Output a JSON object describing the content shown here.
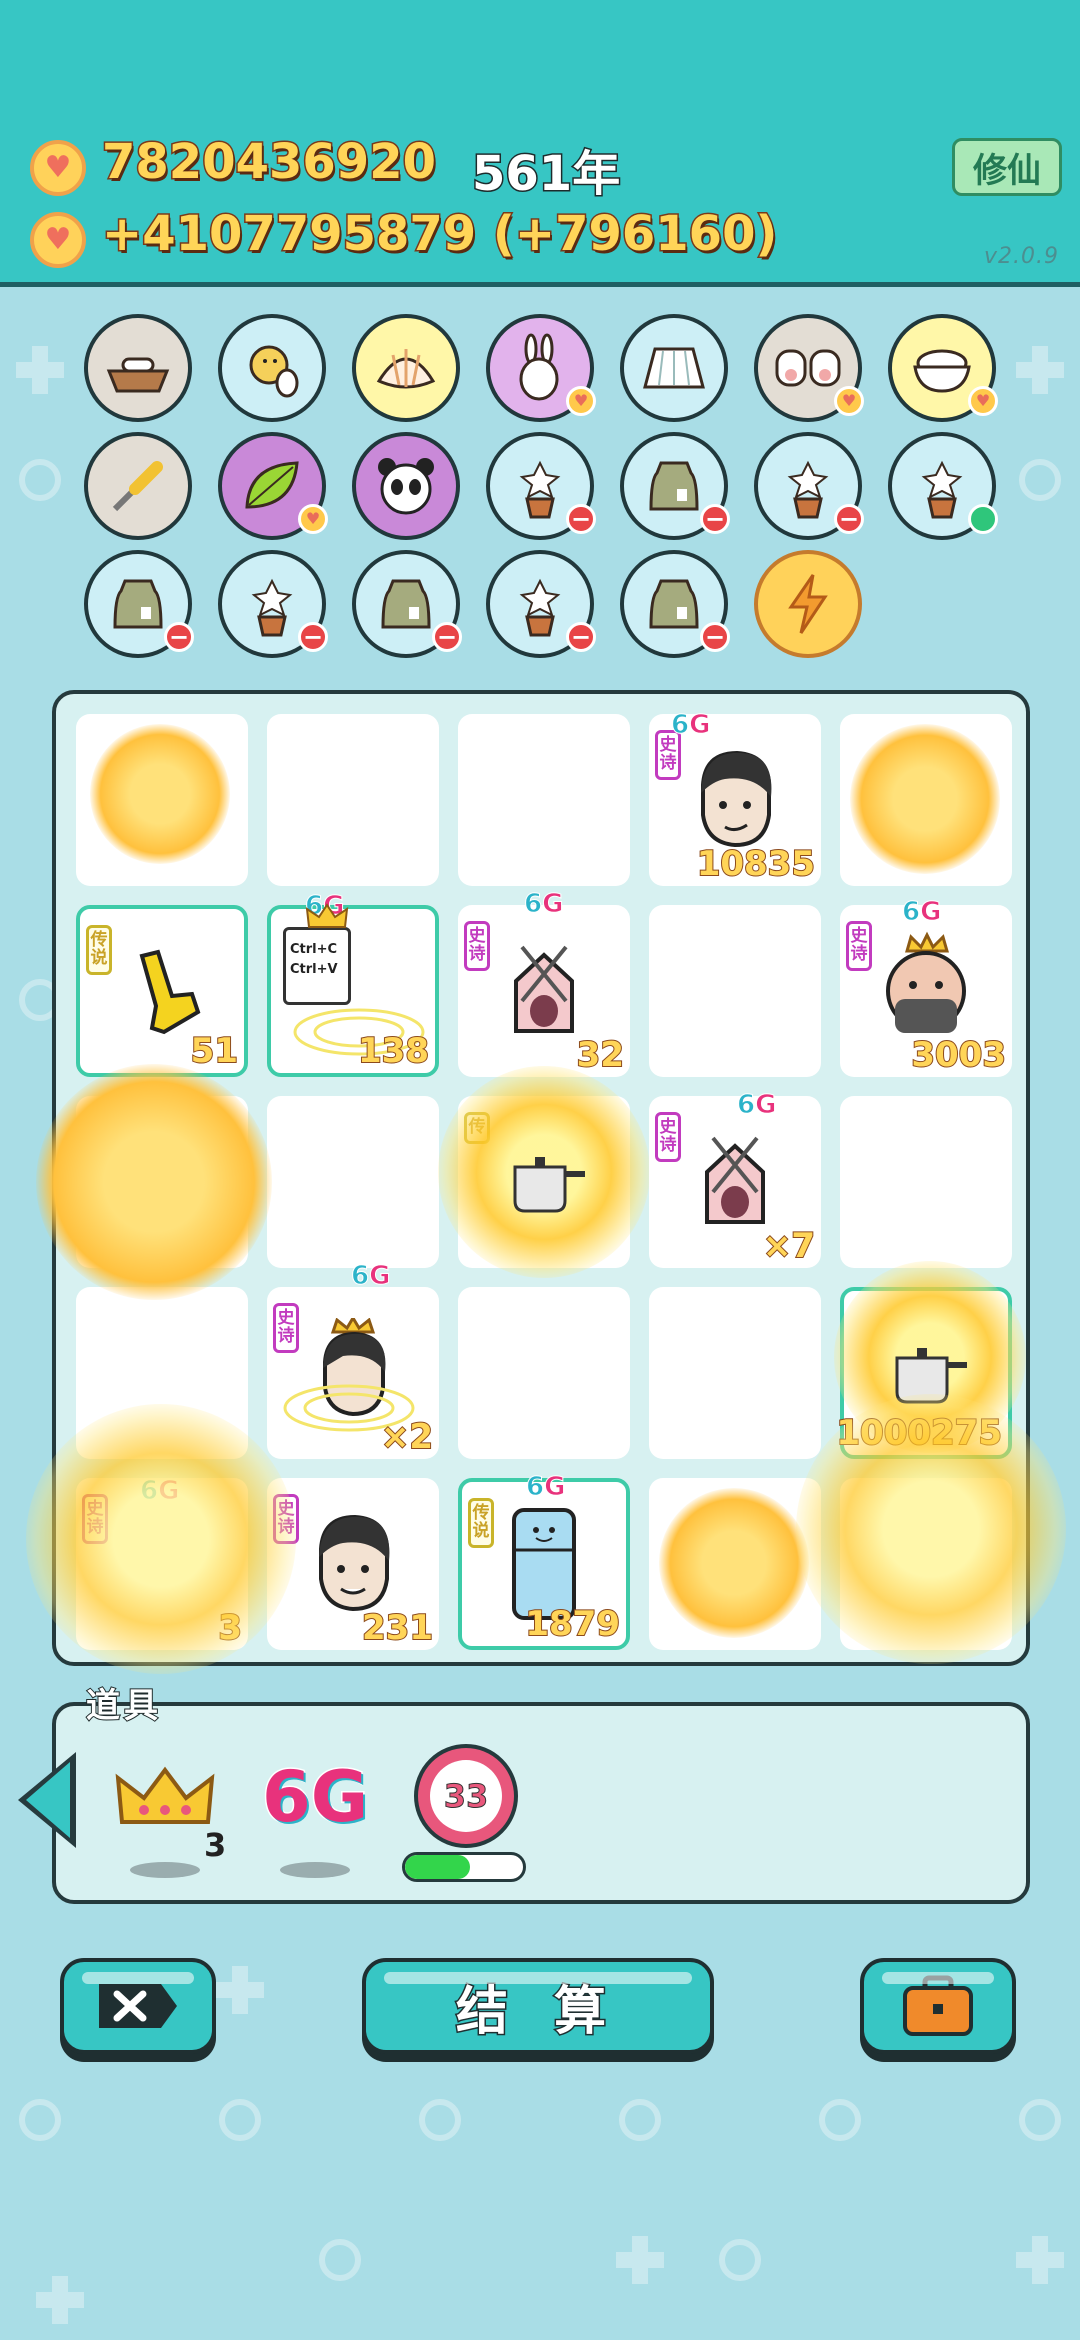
{
  "header": {
    "coins_total": "7820436920",
    "coins_rate": "+4107795879 (+796160)",
    "years": "561年",
    "mode_button": "修仙",
    "version": "v2.0.9"
  },
  "items_row_icons": [
    [
      "dog-bowl",
      "chick-egg",
      "seashell",
      "rabbit",
      "pleated-skirt",
      "two-cows",
      "rice-bowl"
    ],
    [
      "screwdriver",
      "leaf",
      "panda",
      "potted-flower",
      "garbage-bag",
      "potted-flower",
      "potted-flower"
    ],
    [
      "garbage-bag",
      "potted-flower",
      "garbage-bag",
      "potted-flower",
      "garbage-bag",
      "lightning"
    ]
  ],
  "board": {
    "cells": [
      {
        "number": "",
        "tag": "",
        "sixg": false
      },
      {
        "number": "",
        "tag": "",
        "sixg": false
      },
      {
        "number": "",
        "tag": "",
        "sixg": false
      },
      {
        "number": "10835",
        "tag": "史诗",
        "sixg": true
      },
      {
        "number": "",
        "tag": "",
        "sixg": false
      },
      {
        "number": "51",
        "tag": "传说",
        "sixg": false
      },
      {
        "number": "138",
        "tag": "",
        "sixg": true,
        "text": "Ctrl+C Ctrl+V"
      },
      {
        "number": "32",
        "tag": "史诗",
        "sixg": true
      },
      {
        "number": "",
        "tag": "",
        "sixg": false
      },
      {
        "number": "3003",
        "tag": "史诗",
        "sixg": true
      },
      {
        "number": "",
        "tag": "",
        "sixg": false
      },
      {
        "number": "",
        "tag": "",
        "sixg": false
      },
      {
        "number": "",
        "tag": "传",
        "sixg": false
      },
      {
        "number": "×7",
        "tag": "史诗",
        "sixg": true
      },
      {
        "number": "",
        "tag": "",
        "sixg": false
      },
      {
        "number": "",
        "tag": "",
        "sixg": false
      },
      {
        "number": "×2",
        "tag": "史诗",
        "sixg": true
      },
      {
        "number": "",
        "tag": "",
        "sixg": false
      },
      {
        "number": "",
        "tag": "",
        "sixg": false
      },
      {
        "number": "1000275",
        "tag": "",
        "sixg": false
      },
      {
        "number": "3",
        "tag": "史诗",
        "sixg": true
      },
      {
        "number": "231",
        "tag": "史诗",
        "sixg": false
      },
      {
        "number": "1879",
        "tag": "传说",
        "sixg": true
      },
      {
        "number": "",
        "tag": "",
        "sixg": false
      },
      {
        "number": "",
        "tag": "",
        "sixg": false
      }
    ]
  },
  "tools": {
    "label": "道具",
    "crown_count": "3",
    "sixg_label": "6G",
    "timer_value": "33",
    "timer_progress": 0.55
  },
  "buttons": {
    "settle_label": "结 算"
  },
  "colors": {
    "header_teal": "#37c6c4",
    "background": "#a9dde6",
    "coin_yellow": "#ffd558",
    "epic_purple": "#c23bbf",
    "legend_gold": "#c9b42a"
  }
}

What needs to be done: Copy each line in full and exactly, omitting any picture.

Solution for this exercise:
Output a JSON object describing the content shown here.
{
  "header": {
    "coins_total": "7820436920",
    "coins_rate": "+4107795879 (+796160)",
    "years": "561年",
    "mode_button": "修仙",
    "version": "v2.0.9"
  },
  "items_row_icons": [
    [
      "dog-bowl",
      "chick-egg",
      "seashell",
      "rabbit",
      "pleated-skirt",
      "two-cows",
      "rice-bowl"
    ],
    [
      "screwdriver",
      "leaf",
      "panda",
      "potted-flower",
      "garbage-bag",
      "potted-flower",
      "potted-flower"
    ],
    [
      "garbage-bag",
      "potted-flower",
      "garbage-bag",
      "potted-flower",
      "garbage-bag",
      "lightning"
    ]
  ],
  "board": {
    "cells": [
      {
        "number": "",
        "tag": "",
        "sixg": false
      },
      {
        "number": "",
        "tag": "",
        "sixg": false
      },
      {
        "number": "",
        "tag": "",
        "sixg": false
      },
      {
        "number": "10835",
        "tag": "史诗",
        "sixg": true
      },
      {
        "number": "",
        "tag": "",
        "sixg": false
      },
      {
        "number": "51",
        "tag": "传说",
        "sixg": false
      },
      {
        "number": "138",
        "tag": "",
        "sixg": true,
        "text": "Ctrl+C Ctrl+V"
      },
      {
        "number": "32",
        "tag": "史诗",
        "sixg": true
      },
      {
        "number": "",
        "tag": "",
        "sixg": false
      },
      {
        "number": "3003",
        "tag": "史诗",
        "sixg": true
      },
      {
        "number": "",
        "tag": "",
        "sixg": false
      },
      {
        "number": "",
        "tag": "",
        "sixg": false
      },
      {
        "number": "",
        "tag": "传",
        "sixg": false
      },
      {
        "number": "×7",
        "tag": "史诗",
        "sixg": true
      },
      {
        "number": "",
        "tag": "",
        "sixg": false
      },
      {
        "number": "",
        "tag": "",
        "sixg": false
      },
      {
        "number": "×2",
        "tag": "史诗",
        "sixg": true
      },
      {
        "number": "",
        "tag": "",
        "sixg": false
      },
      {
        "number": "",
        "tag": "",
        "sixg": false
      },
      {
        "number": "1000275",
        "tag": "",
        "sixg": false
      },
      {
        "number": "3",
        "tag": "史诗",
        "sixg": true
      },
      {
        "number": "231",
        "tag": "史诗",
        "sixg": false
      },
      {
        "number": "1879",
        "tag": "传说",
        "sixg": true
      },
      {
        "number": "",
        "tag": "",
        "sixg": false
      },
      {
        "number": "",
        "tag": "",
        "sixg": false
      }
    ]
  },
  "tools": {
    "label": "道具",
    "crown_count": "3",
    "sixg_label": "6G",
    "timer_value": "33",
    "timer_progress": 0.55
  },
  "buttons": {
    "settle_label": "结 算"
  },
  "colors": {
    "header_teal": "#37c6c4",
    "background": "#a9dde6",
    "coin_yellow": "#ffd558",
    "epic_purple": "#c23bbf",
    "legend_gold": "#c9b42a"
  }
}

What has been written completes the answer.